--- Entries supplied ---

---*---

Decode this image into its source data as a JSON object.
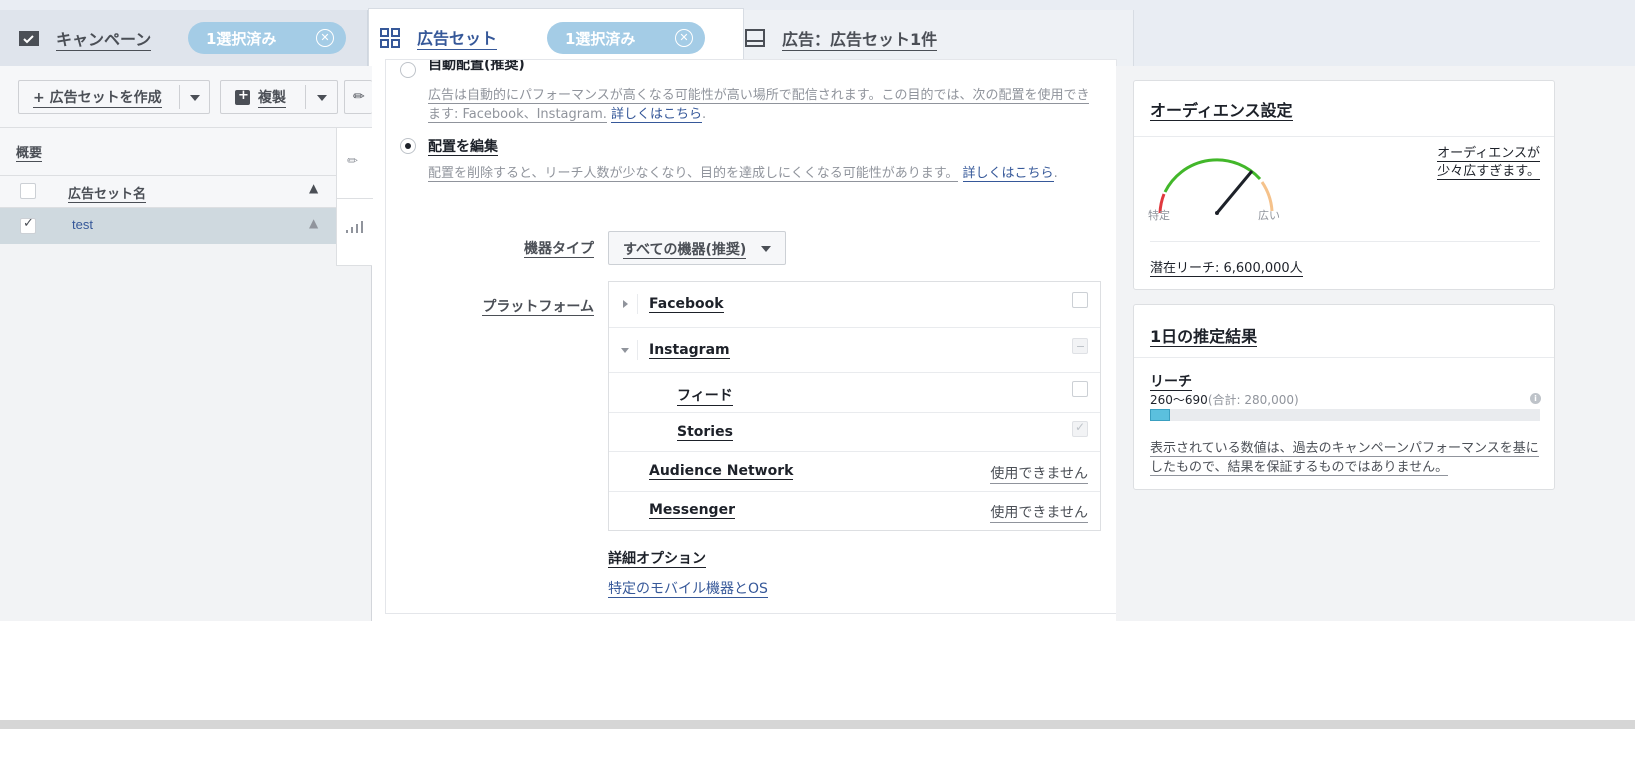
{
  "tabs": {
    "campaign": {
      "label": "キャンペーン",
      "selected": "1選択済み",
      "icon": "folder-icon"
    },
    "adset": {
      "label": "広告セット",
      "selected": "1選択済み",
      "icon": "grid-icon"
    },
    "ad": {
      "label": "広告：広告セット1件",
      "icon": "ad-icon"
    }
  },
  "toolbar": {
    "create_label": "+ 広告セットを作成",
    "duplicate_label": "複製"
  },
  "table": {
    "summary_label": "概要",
    "column_name": "広告セット名",
    "rows": [
      {
        "name": "test",
        "checked": true
      }
    ]
  },
  "placement": {
    "auto_title": "自動配置(推奨)",
    "auto_desc": "広告は自動的にパフォーマンスが高くなる可能性が高い場所で配信されます。この目的では、次の配置を使用できます: Facebook、Instagram.",
    "auto_link": "詳しくはこちら",
    "edit_title": "配置を編集",
    "edit_desc": "配置を削除すると、リーチ人数が少なくなり、目的を達成しにくくなる可能性があります。",
    "edit_link": "詳しくはこちら",
    "device_label": "機器タイプ",
    "device_value": "すべての機器(推奨)",
    "platform_label": "プラットフォーム",
    "platforms": {
      "facebook": "Facebook",
      "instagram": "Instagram",
      "feed": "フィード",
      "stories": "Stories",
      "audience_network": "Audience Network",
      "messenger": "Messenger",
      "unavailable": "使用できません"
    },
    "advanced_title": "詳細オプション",
    "advanced_link": "特定のモバイル機器とOS"
  },
  "audience": {
    "title": "オーディエンス設定",
    "gauge_left": "特定",
    "gauge_right": "広い",
    "status": "オーディエンスが少々広すぎます。",
    "reach_label": "潜在リーチ: 6,600,000人",
    "gauge_level": 0.72
  },
  "estimate": {
    "title": "1日の推定結果",
    "reach_title": "リーチ",
    "reach_range": "260〜690",
    "reach_total": "(合計: 280,000)",
    "bar_fraction": 0.05,
    "note": "表示されている数値は、過去のキャンペーンパフォーマンスを基にしたもので、結果を保証するものではありません。"
  },
  "colors": {
    "accent": "#365899",
    "pill": "#a4cce6",
    "gauge_red": "#e0393e",
    "gauge_green": "#42b72a",
    "gauge_orange": "#f5c28b",
    "reach_bar": "#5bc0de"
  }
}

---*---

--- Goal ---
Please transcribe the material above exactly as written. Leave the pictures out.

--- Written solution ---
Decode this image into its source data as a JSON object.
{
  "tabs": {
    "campaign": {
      "label": "キャンペーン",
      "selected": "1選択済み",
      "icon": "folder-icon"
    },
    "adset": {
      "label": "広告セット",
      "selected": "1選択済み",
      "icon": "grid-icon"
    },
    "ad": {
      "label": "広告：広告セット1件",
      "icon": "ad-icon"
    }
  },
  "toolbar": {
    "create_label": "+ 広告セットを作成",
    "duplicate_label": "複製"
  },
  "table": {
    "summary_label": "概要",
    "column_name": "広告セット名",
    "rows": [
      {
        "name": "test",
        "checked": true
      }
    ]
  },
  "placement": {
    "auto_title": "自動配置(推奨)",
    "auto_desc": "広告は自動的にパフォーマンスが高くなる可能性が高い場所で配信されます。この目的では、次の配置を使用できます: Facebook、Instagram.",
    "auto_link": "詳しくはこちら",
    "edit_title": "配置を編集",
    "edit_desc": "配置を削除すると、リーチ人数が少なくなり、目的を達成しにくくなる可能性があります。",
    "edit_link": "詳しくはこちら",
    "device_label": "機器タイプ",
    "device_value": "すべての機器(推奨)",
    "platform_label": "プラットフォーム",
    "platforms": {
      "facebook": "Facebook",
      "instagram": "Instagram",
      "feed": "フィード",
      "stories": "Stories",
      "audience_network": "Audience Network",
      "messenger": "Messenger",
      "unavailable": "使用できません"
    },
    "advanced_title": "詳細オプション",
    "advanced_link": "特定のモバイル機器とOS"
  },
  "audience": {
    "title": "オーディエンス設定",
    "gauge_left": "特定",
    "gauge_right": "広い",
    "status": "オーディエンスが少々広すぎます。",
    "reach_label": "潜在リーチ: 6,600,000人",
    "gauge_level": 0.72
  },
  "estimate": {
    "title": "1日の推定結果",
    "reach_title": "リーチ",
    "reach_range": "260〜690",
    "reach_total": "(合計: 280,000)",
    "bar_fraction": 0.05,
    "note": "表示されている数値は、過去のキャンペーンパフォーマンスを基にしたもので、結果を保証するものではありません。"
  },
  "colors": {
    "accent": "#365899",
    "pill": "#a4cce6",
    "gauge_red": "#e0393e",
    "gauge_green": "#42b72a",
    "gauge_orange": "#f5c28b",
    "reach_bar": "#5bc0de"
  }
}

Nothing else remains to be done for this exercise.